++++ DATA RECORDS
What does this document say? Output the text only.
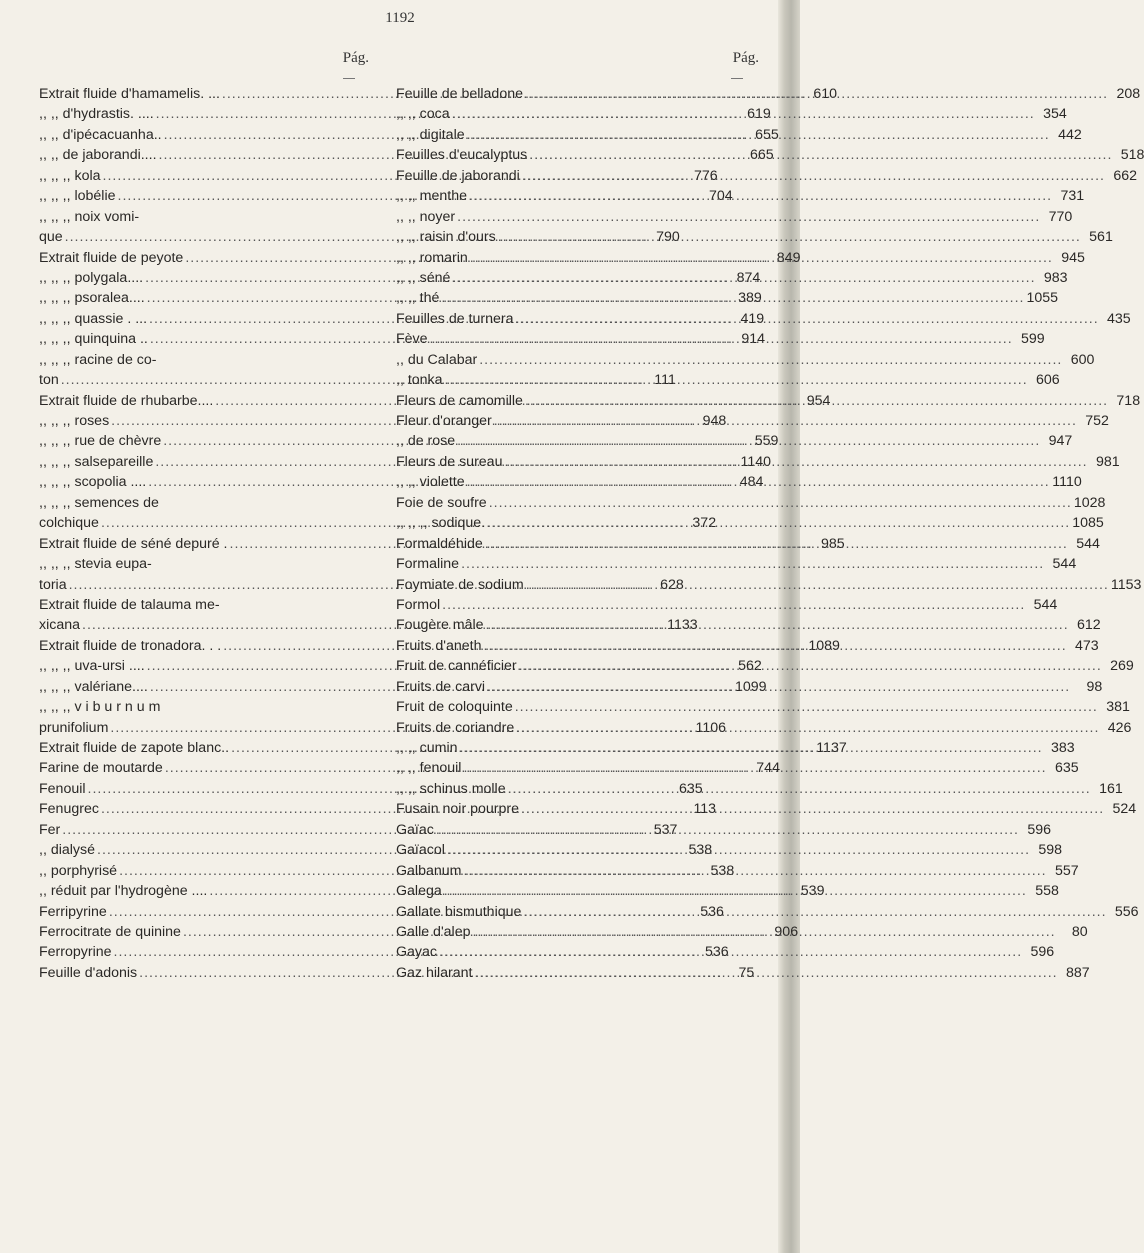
1192
Pág.
Extrait fluide d'hamamelis. ... .....	610
,, ,, d'hydrastis. .... .....	619
,, ,, d'ipécacuanha.. .....	655
,, ,, de jaborandi.... .....	665
,, ,, ,, kola .....	776
,, ,, ,, lobélie .....	704
,, ,, ,, noix vomi-
que .....	790
Extrait fluide de peyote .....	849
,, ,, ,, polygala.... .....	874
,, ,, ,, psoralea.... .....	389
,, ,, ,, quassie . ... .....	419
,, ,, ,, quinquina .. .....	914
,, ,, ,, racine de co-
ton .....	111
Extrait fluide de rhubarbe.... .....	954
,, ,, ,, roses .....	948
,, ,, ,, rue de chèvre .....	559
,, ,, ,, salsepareille .....	1140
,, ,, ,, scopolia .... .....	484
,, ,, ,, semences de
colchique .....	372
Extrait fluide de séné depuré . .....	985
,, ,, ,, stevia eupa-
toria .....	628
Extrait fluide de talauma me-
xicana .....	1133
Extrait fluide de tronadora. . . .....	1089
,, ,, ,, uva-ursi .... .....	562
,, ,, ,, valériane.... .....	1099
,, ,, ,, v i b u r n u m
prunifolium .....	1106
Extrait fluide de zapote blanc.. .....	1137
Farine de moutarde .....	744
Fenouil .....	635
Fenugrec .....	113
Fer .....	537
,, dialysé .....	538
,, porphyrisé .....	538
,, réduit par l'hydrogène .... .....	539
Ferripyrine .....	536
Ferrocitrate de quinine .....	906
Ferropyrine .....	536
Feuille d'adonis .....	75
Pág.
Feuille de belladone .....	208
,, ,, coca .....	354
,, ,, digitale .....	442
Feuilles d'eucalyptus .....	518
Feuille de jaborandi .....	662
,, ,, menthe .....	731
,, ,, noyer .....	770
,, ,, raisin d'ours .....	561
,, ,, romarin .....	945
,, ,, séné .....	983
,, ,, thé .....	1055
Feuilles de turnera .....	435
Fève .....	599
,, du Calabar .....	600
,, tonka .....	606
Fleurs de camomille .....	718
Fleur d'oranger .....	752
,, de rose .....	947
Fleurs de sureau .....	981
,, ,, violette .....	1110
Foie de soufre .....	1028
,, ,, ,, sodique. .....	1085
Formaldéhide .....	544
Formaline .....	544
Foymiate de sodium .....	1153
Formol .....	544
Fougère mâle .....	612
Fruits d'aneth .....	473
Fruit de cannéficier .....	269
Fruits de carvi .....	98
Fruit de coloquinte .....	381
Fruits de coriandre .....	426
,, ,, cumin .....	383
,, ,, fenouil .....	635
,, ,, schinus molle .....	161
Fusain noir pourpre .....	524
Gaïac .....	596
Gaïacol .....	598
Galbanum .....	557
Galega .....	558
Gallate bismuthique .....	556
Galle d'alep .....	80
Gayac .....	596
Gaz hilarant .....	887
++++++++
(YOUR OBJECTIVE): Gather each line holding the string "Feuilles".

(TASK RESULT):
Feuilles d'eucalyptus .....	518
Feuilles de turnera .....	435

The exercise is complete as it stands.